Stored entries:
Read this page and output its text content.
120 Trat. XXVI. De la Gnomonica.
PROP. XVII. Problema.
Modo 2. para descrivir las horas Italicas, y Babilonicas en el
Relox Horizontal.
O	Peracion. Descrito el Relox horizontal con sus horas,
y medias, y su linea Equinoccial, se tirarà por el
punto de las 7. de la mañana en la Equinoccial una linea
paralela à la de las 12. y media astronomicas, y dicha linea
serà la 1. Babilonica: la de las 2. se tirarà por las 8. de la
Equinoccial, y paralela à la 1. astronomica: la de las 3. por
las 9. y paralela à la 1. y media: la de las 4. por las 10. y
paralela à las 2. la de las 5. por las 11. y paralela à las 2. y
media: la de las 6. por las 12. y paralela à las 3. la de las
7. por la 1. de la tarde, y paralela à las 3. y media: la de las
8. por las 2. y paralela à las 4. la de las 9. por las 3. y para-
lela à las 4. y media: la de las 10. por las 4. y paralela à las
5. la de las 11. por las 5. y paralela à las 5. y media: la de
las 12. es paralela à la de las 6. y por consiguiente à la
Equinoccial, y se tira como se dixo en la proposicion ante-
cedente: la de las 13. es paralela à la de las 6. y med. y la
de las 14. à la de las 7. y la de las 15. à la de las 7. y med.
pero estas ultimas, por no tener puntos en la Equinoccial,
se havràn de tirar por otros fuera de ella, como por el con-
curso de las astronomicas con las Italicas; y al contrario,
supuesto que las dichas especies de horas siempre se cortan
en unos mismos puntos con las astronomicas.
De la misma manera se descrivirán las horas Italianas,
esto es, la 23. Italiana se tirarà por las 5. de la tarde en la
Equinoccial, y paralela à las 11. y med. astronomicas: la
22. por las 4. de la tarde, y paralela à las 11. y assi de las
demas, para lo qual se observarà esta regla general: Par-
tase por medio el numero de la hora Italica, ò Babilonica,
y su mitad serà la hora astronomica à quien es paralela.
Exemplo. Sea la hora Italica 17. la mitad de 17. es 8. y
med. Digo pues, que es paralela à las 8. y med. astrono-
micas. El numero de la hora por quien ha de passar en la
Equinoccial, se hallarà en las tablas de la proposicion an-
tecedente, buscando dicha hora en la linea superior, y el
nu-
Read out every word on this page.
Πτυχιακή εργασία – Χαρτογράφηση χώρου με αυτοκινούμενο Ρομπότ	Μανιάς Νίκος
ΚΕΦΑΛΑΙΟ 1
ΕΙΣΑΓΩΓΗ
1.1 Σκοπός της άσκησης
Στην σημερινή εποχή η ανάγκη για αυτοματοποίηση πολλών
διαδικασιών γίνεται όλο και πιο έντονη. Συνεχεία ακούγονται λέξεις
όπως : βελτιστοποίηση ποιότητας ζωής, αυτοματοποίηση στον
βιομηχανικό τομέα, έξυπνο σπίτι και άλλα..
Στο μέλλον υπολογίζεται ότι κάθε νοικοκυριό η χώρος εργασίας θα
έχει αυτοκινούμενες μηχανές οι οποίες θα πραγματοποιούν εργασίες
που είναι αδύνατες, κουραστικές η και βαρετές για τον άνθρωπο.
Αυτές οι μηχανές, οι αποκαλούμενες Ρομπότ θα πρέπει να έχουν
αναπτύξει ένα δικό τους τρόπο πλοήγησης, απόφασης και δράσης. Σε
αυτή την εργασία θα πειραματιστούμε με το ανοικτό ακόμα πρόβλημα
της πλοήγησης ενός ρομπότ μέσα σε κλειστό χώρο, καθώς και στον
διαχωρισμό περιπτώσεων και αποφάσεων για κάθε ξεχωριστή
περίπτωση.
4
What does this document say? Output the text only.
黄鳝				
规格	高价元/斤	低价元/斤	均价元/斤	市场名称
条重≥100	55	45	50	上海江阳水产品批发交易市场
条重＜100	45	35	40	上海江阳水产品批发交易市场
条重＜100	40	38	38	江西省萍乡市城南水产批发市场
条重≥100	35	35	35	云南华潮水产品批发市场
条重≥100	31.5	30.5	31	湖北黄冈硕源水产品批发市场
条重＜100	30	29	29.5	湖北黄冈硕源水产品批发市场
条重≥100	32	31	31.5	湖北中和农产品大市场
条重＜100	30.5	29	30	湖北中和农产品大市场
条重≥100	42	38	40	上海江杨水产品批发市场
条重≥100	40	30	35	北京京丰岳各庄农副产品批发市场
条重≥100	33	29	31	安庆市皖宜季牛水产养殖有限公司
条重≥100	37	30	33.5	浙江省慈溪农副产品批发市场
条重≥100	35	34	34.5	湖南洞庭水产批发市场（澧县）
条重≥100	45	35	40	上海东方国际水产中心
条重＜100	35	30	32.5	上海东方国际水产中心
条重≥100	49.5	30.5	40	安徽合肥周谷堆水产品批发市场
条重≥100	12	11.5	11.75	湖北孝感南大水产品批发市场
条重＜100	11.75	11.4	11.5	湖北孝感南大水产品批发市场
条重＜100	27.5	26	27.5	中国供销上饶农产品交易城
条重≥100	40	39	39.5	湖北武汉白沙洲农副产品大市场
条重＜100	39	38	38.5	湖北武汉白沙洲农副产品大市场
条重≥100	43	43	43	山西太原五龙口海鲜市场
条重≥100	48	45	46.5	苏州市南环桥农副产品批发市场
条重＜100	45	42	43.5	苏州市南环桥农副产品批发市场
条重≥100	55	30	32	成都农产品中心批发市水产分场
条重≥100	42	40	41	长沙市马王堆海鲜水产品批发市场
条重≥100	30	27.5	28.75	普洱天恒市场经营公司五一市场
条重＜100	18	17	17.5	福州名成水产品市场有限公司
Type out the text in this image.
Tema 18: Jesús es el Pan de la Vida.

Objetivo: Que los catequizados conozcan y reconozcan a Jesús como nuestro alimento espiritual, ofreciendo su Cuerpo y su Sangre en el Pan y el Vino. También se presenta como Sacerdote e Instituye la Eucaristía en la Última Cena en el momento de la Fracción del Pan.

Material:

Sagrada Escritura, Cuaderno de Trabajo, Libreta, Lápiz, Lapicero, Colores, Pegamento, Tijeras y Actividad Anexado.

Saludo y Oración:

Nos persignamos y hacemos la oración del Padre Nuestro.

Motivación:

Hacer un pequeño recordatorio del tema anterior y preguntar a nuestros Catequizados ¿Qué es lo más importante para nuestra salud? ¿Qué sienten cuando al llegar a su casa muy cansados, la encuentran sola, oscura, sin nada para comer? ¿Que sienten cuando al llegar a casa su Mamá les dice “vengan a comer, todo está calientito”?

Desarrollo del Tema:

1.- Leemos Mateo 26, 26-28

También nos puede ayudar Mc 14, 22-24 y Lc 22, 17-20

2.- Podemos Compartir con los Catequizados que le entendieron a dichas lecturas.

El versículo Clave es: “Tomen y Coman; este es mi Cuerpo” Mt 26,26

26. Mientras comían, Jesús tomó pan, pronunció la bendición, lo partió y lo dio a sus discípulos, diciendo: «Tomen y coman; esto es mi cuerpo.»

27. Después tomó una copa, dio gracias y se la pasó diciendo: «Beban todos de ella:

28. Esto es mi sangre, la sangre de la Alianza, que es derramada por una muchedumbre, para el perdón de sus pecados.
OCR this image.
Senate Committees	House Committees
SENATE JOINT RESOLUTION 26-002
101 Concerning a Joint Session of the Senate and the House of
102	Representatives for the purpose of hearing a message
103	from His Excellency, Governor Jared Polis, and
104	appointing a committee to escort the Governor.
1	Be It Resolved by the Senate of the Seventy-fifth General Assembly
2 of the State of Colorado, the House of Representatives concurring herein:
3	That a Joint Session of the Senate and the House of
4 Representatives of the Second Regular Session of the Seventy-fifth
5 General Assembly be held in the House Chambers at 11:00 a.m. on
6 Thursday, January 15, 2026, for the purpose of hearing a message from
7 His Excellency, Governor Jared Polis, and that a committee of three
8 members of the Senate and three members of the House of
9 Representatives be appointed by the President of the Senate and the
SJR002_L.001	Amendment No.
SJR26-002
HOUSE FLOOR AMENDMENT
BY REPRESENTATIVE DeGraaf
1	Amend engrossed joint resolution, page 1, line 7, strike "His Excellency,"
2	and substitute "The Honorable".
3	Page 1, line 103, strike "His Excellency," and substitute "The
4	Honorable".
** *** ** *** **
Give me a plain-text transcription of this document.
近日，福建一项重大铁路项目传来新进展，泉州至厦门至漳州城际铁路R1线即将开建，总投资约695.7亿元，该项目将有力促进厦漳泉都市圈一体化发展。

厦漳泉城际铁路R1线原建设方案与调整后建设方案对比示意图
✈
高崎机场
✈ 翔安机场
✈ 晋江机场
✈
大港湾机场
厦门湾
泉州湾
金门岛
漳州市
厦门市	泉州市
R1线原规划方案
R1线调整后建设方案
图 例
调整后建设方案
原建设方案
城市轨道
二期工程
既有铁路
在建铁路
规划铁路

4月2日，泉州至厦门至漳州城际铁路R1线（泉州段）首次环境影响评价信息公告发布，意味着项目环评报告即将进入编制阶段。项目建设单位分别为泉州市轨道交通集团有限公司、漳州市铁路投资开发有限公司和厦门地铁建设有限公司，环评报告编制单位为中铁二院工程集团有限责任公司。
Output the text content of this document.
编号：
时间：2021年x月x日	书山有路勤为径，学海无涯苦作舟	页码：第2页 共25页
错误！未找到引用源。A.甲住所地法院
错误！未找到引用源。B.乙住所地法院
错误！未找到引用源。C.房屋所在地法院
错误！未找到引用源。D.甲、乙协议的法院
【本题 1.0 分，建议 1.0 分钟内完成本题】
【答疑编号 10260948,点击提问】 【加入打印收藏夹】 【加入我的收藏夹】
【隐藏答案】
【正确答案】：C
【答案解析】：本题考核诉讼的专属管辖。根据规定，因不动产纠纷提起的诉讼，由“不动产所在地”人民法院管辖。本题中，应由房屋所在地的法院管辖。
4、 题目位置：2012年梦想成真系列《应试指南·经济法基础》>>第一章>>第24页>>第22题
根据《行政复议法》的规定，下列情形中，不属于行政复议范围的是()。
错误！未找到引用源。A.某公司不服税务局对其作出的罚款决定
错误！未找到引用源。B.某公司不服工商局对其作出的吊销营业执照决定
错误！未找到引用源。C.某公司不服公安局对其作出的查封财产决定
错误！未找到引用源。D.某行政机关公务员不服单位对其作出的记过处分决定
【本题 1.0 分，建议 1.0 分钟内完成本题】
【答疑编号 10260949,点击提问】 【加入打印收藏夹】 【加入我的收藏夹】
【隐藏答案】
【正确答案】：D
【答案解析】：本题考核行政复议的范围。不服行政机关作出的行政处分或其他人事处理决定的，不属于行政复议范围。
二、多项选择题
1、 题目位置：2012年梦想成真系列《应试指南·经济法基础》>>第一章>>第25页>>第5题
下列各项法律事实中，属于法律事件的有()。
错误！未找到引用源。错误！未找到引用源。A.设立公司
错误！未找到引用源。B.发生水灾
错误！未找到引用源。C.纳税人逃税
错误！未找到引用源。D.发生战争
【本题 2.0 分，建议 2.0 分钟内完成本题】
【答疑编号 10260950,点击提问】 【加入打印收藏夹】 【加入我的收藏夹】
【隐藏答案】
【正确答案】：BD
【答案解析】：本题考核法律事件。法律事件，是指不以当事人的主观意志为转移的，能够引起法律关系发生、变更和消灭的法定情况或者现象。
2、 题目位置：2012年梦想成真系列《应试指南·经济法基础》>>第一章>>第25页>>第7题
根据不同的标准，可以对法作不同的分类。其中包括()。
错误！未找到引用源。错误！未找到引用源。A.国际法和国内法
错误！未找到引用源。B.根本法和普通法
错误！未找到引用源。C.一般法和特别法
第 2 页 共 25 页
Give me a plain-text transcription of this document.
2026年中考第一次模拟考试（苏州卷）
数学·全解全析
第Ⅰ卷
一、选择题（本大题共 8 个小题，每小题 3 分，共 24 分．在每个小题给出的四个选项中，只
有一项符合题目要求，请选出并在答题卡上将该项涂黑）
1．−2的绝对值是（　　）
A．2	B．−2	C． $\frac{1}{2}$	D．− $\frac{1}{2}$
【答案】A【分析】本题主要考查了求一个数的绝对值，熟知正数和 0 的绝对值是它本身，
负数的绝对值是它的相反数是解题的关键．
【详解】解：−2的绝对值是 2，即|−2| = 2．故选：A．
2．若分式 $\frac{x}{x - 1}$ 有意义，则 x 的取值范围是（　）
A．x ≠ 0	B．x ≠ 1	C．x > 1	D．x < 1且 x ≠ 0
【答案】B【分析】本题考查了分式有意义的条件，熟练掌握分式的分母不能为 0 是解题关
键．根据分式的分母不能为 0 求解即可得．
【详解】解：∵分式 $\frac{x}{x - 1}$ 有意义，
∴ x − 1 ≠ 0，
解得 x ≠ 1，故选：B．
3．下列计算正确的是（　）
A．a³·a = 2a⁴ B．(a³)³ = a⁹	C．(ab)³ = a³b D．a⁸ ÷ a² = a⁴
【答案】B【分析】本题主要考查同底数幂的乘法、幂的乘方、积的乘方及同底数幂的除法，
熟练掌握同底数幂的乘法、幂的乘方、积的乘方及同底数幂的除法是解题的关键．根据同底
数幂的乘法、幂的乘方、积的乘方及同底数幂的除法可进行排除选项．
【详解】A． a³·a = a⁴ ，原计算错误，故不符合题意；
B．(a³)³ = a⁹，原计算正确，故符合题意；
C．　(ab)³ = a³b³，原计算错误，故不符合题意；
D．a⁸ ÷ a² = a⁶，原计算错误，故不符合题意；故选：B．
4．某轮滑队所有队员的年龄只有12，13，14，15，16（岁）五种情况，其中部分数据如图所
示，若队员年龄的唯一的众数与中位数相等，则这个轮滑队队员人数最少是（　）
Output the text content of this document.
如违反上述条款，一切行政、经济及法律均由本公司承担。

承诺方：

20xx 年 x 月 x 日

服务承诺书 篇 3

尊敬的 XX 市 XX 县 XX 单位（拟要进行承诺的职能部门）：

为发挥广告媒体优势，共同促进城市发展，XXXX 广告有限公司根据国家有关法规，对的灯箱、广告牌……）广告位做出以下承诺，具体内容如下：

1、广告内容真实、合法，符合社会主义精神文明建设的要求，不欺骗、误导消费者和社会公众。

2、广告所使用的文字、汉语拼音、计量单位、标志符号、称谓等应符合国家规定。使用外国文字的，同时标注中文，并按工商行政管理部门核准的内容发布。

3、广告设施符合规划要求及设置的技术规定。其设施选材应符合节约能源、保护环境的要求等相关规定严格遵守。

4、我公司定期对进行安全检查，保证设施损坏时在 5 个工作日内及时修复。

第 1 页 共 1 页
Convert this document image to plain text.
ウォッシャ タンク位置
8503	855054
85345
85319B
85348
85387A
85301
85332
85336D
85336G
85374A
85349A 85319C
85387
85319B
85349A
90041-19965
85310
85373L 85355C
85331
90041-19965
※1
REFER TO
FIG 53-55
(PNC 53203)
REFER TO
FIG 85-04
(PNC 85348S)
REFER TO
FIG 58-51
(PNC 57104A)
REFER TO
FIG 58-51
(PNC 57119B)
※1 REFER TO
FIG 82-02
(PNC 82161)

Request:
Check the records above line by line and tally those holding the string "Representatives". Answer with the number only.

Answer to the task:
4